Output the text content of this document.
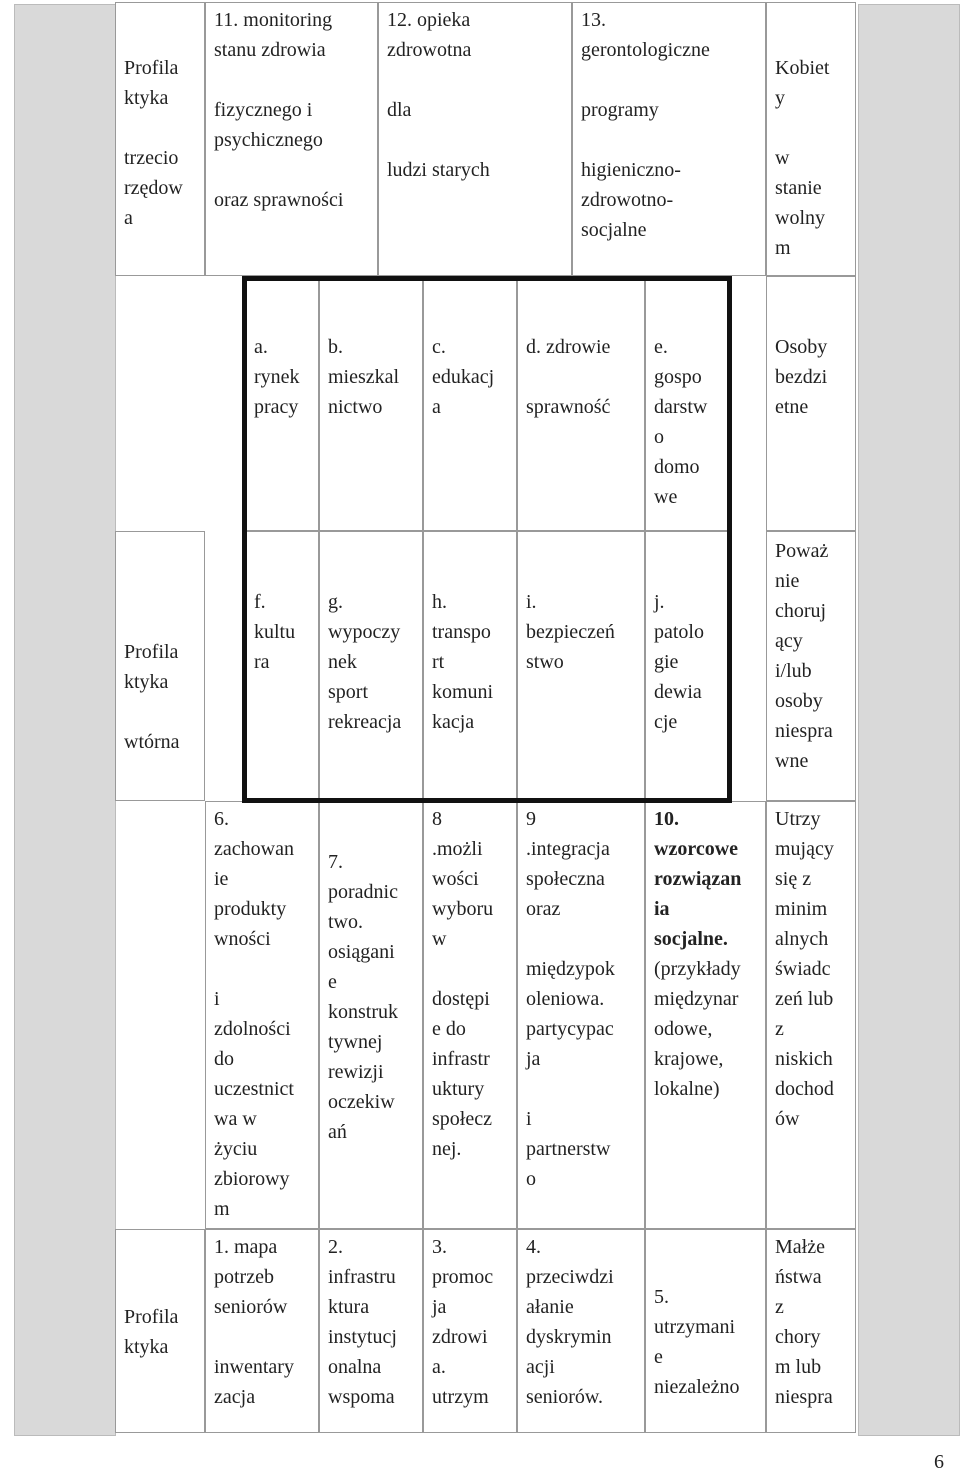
Profila
ktyka

trzecio
rzędow
a

11. monitoring
stanu zdrowia

fizycznego i
psychicznego

oraz sprawności

12. opieka
zdrowotna

dla

ludzi starych

13.
gerontologiczne

programy

higieniczno-
zdrowotno-
socjalne

Kobiet
y

w
stanie
wolny
m

a.
rynek
pracy

b.
mieszkal
nictwo

c.
edukacj
a

d. zdrowie

sprawność

e.
gospo
darstw
o
domo
we

Osoby
bezdzi
etne

Profila
ktyka

wtórna

f.
kultu
ra

g.
wypoczy
nek
sport
rekreacja

h.
transpo
rt
komuni
kacja

i.
bezpieczeń
stwo

j.
patolo
gie
dewia
cje

Poważ
nie
choruj
ący
i/lub
osoby
niespra
wne

6.
zachowan
ie
produkty
wności

i
zdolności
do
uczestnict
wa w
życiu
zbiorowy
m

7.
poradnic
two.
osiągani
e
konstruk
tywnej
rewizji
oczekiw
ań

8
.możli
wości
wyboru
w

dostępi
e do
infrastr
uktury
społecz
nej.

9
.integracja
społeczna
oraz

międzypok
oleniowa.
partycypac
ja

i
partnerstw
o

10.
wzorcowe
rozwiązan
ia
socjalne.

(przykłady
międzynar
odowe,
krajowe,
lokalne)

Utrzy
mujący
się z
minim
alnych
świadc
zeń lub
z
niskich
dochod
ów

Profila
ktyka

1. mapa
potrzeb
seniorów

inwentary
zacja

2.
infrastru
ktura
instytucj
onalna
wspoma

3.
promoc
ja
zdrowi
a.
utrzym

4.
przeciwdzi
ałanie
dyskrymin
acji
seniorów.

5.
utrzymani
e
niezależno

Małże
ństwa
z
chory
m lub
niespra

6
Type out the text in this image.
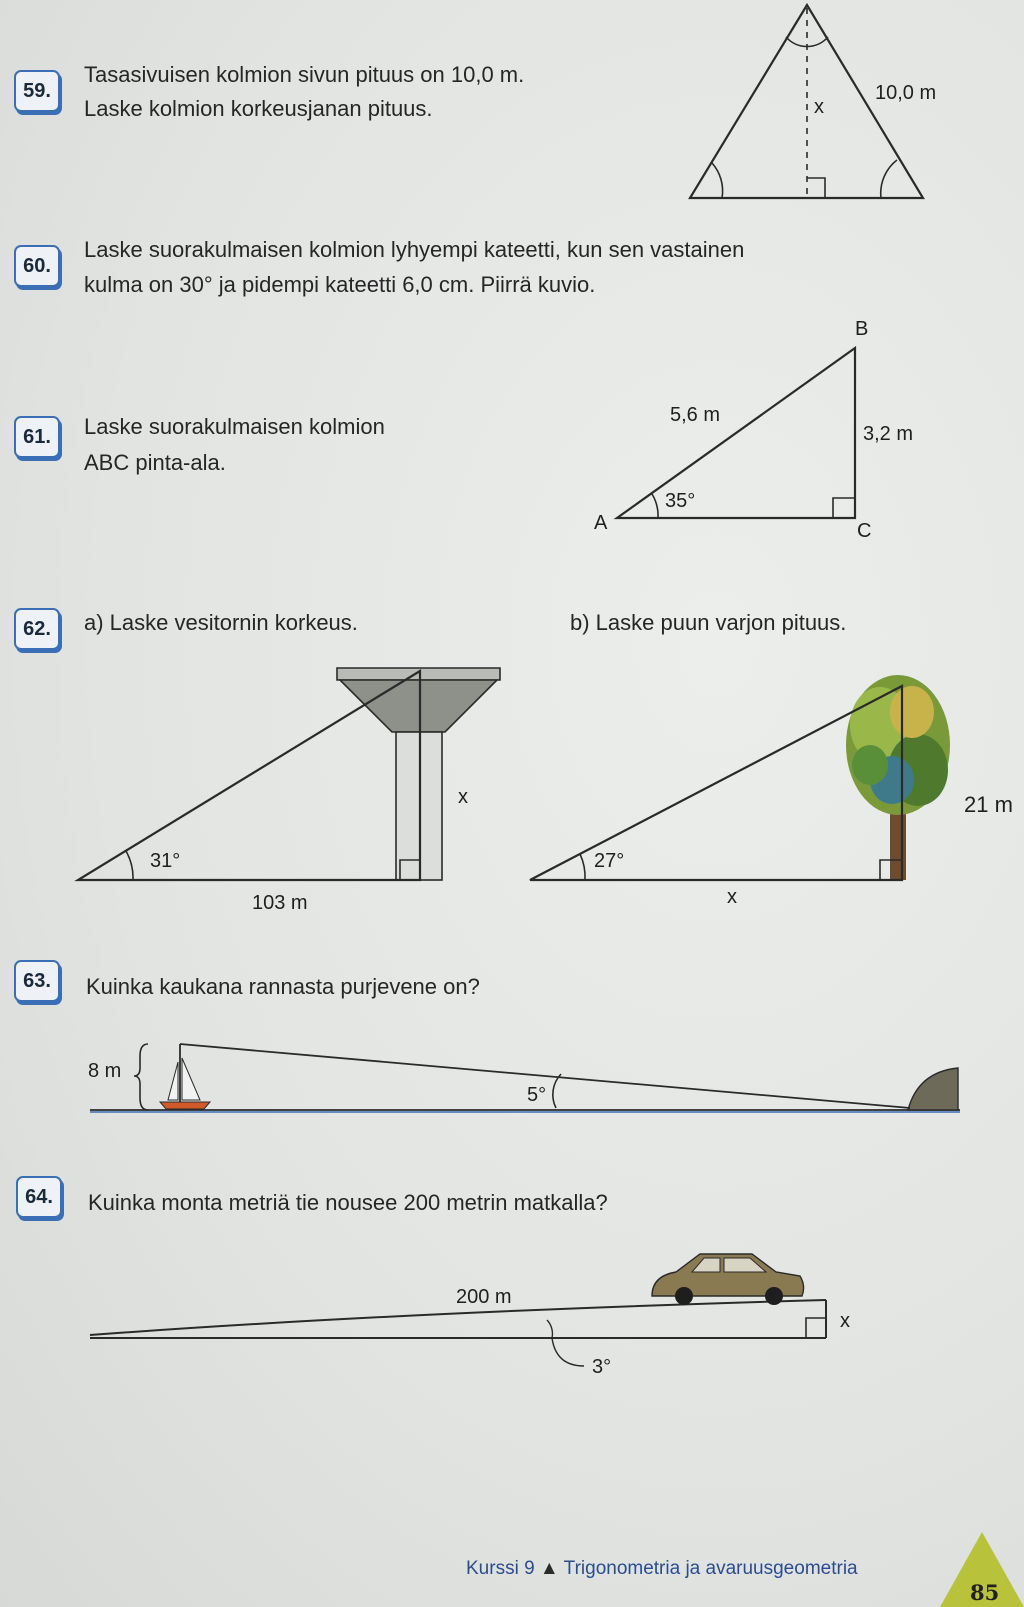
59.
Tasasivuisen kolmion sivun pituus on 10,0 m.
Laske kolmion korkeusjanan pituus.
10,0 m
x
60.
Laske suorakulmaisen kolmion lyhyempi kateetti, kun sen vastainen
kulma on 30° ja pidempi kateetti 6,0 cm. Piirrä kuvio.
61.	Laske suorakulmaisen kolmion
ABC pinta-ala.
A
B
C
5,6 m
3,2 m
35°
62.	a) Laske vesitornin korkeus.	b) Laske puun varjon pituus.
31°
103 m
x
27°
x
21 m
63.	Kuinka kaukana rannasta purjevene on?
8 m
5°
64.	Kuinka monta metriä tie nousee 200 metrin matkalla?
200 m
x
3°
Kurssi 9 ▲ Trigonometria ja avaruusgeometria
85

----

**PROBLEM TO SOLVE**
All records above are to be printed exactly, minus the pictures they contain.

**ANSWER TO THE TASK**
Output the text content of this document.
Profila
ktyka

trzecio
rzędow
a

11. monitoring
stanu zdrowia

fizycznego i
psychicznego

oraz sprawności

12. opieka
zdrowotna

dla

ludzi starych

13.
gerontologiczne

programy

higieniczno-
zdrowotno-
socjalne

Kobiet
y

w
stanie
wolny
m

a.
rynek
pracy

b.
mieszkal
nictwo

c.
edukacj
a

d. zdrowie

sprawność

e.
gospo
darstw
o
domo
we

Osoby
bezdzi
etne

Profila
ktyka

wtórna

f.
kultu
ra

g.
wypoczy
nek
sport
rekreacja

h.
transpo
rt
komuni
kacja

i.
bezpieczeń
stwo

j.
patolo
gie
dewia
cje

Poważ
nie
choruj
ący
i/lub
osoby
niespra
wne

6.
zachowan
ie
produkty
wności

i
zdolności
do
uczestnict
wa w
życiu
zbiorowy
m

7.
poradnic
two.
osiągani
e
konstruk
tywnej
rewizji
oczekiw
ań

8
.możli
wości
wyboru
w

dostępi
e do
infrastr
uktury
społecz
nej.

9
.integracja
społeczna
oraz

międzypok
oleniowa.
partycypac
ja

i
partnerstw
o

10.
wzorcowe
rozwiązan
ia
socjalne.

(przykłady
międzynar
odowe,
krajowe,
lokalne)

Utrzy
mujący
się z
minim
alnych
świadc
zeń lub
z
niskich
dochod
ów

Profila
ktyka

1. mapa
potrzeb
seniorów

inwentary
zacja

2.
infrastru
ktura
instytucj
onalna
wspoma

3.
promoc
ja
zdrowi
a.
utrzym

4.
przeciwdzi
ałanie
dyskrymin
acji
seniorów.

5.
utrzymani
e
niezależno

Małże
ństwa
z
chory
m lub
niespra

6
Type out the text in this image.
59.
Tasasivuisen kolmion sivun pituus on 10,0 m.
Laske kolmion korkeusjanan pituus.
10,0 m
x
60.
Laske suorakulmaisen kolmion lyhyempi kateetti, kun sen vastainen
kulma on 30° ja pidempi kateetti 6,0 cm. Piirrä kuvio.
61.	Laske suorakulmaisen kolmion
ABC pinta-ala.
A
B
C
5,6 m
3,2 m
35°
62.	a) Laske vesitornin korkeus.	b) Laske puun varjon pituus.
31°
103 m
x
27°
x
21 m
63.	Kuinka kaukana rannasta purjevene on?
8 m
5°
64.	Kuinka monta metriä tie nousee 200 metrin matkalla?
200 m
x
3°
Kurssi 9 ▲ Trigonometria ja avaruusgeometria
85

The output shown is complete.